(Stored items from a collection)

============

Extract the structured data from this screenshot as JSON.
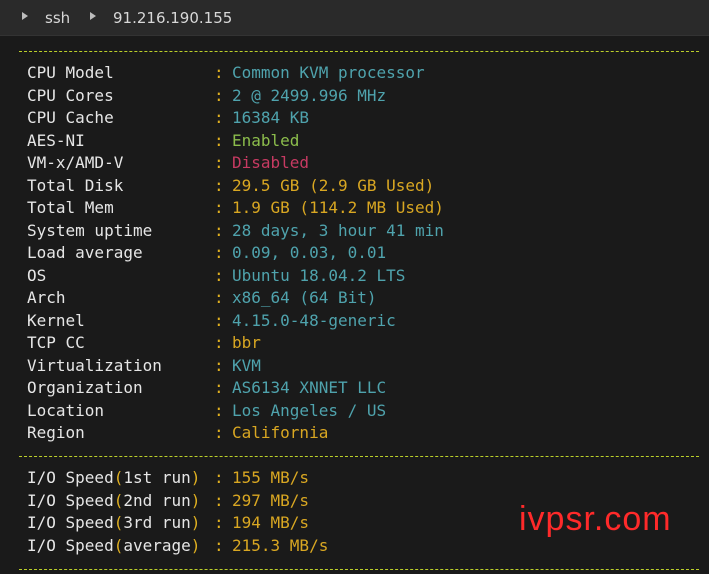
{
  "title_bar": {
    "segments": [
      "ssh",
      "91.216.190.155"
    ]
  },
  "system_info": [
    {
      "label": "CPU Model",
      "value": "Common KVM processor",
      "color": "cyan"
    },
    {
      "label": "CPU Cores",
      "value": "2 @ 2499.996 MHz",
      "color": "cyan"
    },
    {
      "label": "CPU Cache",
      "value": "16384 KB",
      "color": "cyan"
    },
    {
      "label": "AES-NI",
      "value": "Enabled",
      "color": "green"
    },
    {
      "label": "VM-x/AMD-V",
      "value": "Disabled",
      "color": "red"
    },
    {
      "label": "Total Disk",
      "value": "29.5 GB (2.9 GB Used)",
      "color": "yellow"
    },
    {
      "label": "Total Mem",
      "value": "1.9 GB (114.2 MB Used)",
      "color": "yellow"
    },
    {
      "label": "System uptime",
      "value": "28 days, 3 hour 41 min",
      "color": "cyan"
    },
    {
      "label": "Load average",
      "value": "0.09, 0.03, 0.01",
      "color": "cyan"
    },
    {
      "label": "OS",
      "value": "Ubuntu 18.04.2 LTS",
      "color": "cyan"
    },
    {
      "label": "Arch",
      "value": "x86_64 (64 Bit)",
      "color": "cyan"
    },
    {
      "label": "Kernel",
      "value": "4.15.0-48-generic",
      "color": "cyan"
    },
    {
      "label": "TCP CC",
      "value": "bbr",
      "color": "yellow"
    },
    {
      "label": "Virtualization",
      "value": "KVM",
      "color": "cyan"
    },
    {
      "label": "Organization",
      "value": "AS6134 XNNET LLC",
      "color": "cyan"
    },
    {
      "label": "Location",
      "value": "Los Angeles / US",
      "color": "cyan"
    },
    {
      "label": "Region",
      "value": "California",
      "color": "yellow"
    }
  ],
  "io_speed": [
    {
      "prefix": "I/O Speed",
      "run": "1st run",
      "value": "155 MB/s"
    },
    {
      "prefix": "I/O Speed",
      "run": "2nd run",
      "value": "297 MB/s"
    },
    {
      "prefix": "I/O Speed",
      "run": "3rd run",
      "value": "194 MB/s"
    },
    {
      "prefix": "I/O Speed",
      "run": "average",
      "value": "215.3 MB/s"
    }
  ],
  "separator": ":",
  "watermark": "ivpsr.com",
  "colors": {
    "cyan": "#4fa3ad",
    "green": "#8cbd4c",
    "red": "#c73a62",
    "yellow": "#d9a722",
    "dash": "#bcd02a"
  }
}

============

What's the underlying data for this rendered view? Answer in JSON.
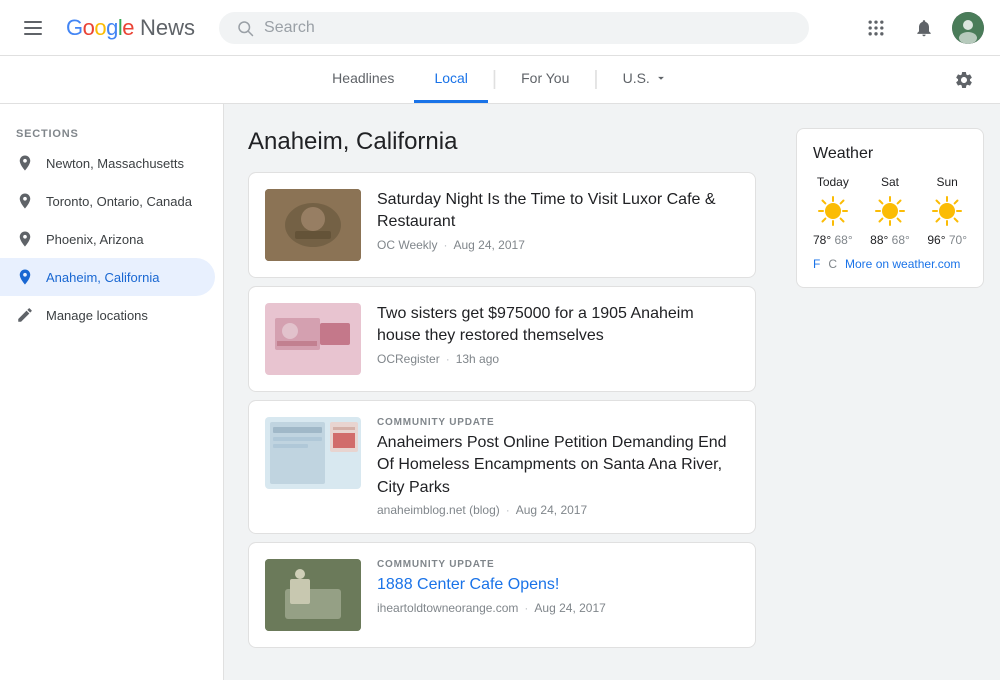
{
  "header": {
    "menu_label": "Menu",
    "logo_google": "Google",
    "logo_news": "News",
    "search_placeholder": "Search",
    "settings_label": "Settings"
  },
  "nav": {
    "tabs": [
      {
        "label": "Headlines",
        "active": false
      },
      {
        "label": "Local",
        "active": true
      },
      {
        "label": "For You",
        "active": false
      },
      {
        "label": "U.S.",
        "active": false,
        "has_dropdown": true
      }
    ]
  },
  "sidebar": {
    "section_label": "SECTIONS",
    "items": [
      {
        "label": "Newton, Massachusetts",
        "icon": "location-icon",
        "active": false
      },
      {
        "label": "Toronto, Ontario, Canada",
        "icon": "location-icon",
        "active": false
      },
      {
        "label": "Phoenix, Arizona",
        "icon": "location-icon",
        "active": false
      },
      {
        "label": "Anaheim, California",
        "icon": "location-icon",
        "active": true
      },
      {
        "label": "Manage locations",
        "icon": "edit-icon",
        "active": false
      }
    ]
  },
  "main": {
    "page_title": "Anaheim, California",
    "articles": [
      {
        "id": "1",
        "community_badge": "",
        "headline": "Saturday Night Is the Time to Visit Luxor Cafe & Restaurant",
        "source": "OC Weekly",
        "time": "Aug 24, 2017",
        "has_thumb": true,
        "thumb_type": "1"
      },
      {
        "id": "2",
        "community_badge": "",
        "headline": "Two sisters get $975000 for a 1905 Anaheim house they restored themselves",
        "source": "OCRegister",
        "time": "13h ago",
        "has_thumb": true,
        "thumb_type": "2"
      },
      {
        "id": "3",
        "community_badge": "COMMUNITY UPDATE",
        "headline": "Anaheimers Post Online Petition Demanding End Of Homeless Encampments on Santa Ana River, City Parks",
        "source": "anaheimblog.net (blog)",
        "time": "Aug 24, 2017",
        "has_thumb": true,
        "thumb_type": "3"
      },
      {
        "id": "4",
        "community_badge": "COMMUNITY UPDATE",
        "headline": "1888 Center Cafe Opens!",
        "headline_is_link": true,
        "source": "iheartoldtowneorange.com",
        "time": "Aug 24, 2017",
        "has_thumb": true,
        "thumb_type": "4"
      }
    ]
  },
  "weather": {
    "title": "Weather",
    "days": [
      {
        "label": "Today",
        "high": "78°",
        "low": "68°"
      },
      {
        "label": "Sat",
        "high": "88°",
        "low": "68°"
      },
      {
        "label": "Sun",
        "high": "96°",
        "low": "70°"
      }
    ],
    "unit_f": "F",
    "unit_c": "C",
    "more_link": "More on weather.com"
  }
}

============

- **PROBLEM TO WORK ON**:
All lines in the data that contain the word "this" should be copied.

- **RESPONSE**:
Extract the structured data from this screenshot as JSON.
What's the underlying data for this rendered view? Answer in JSON.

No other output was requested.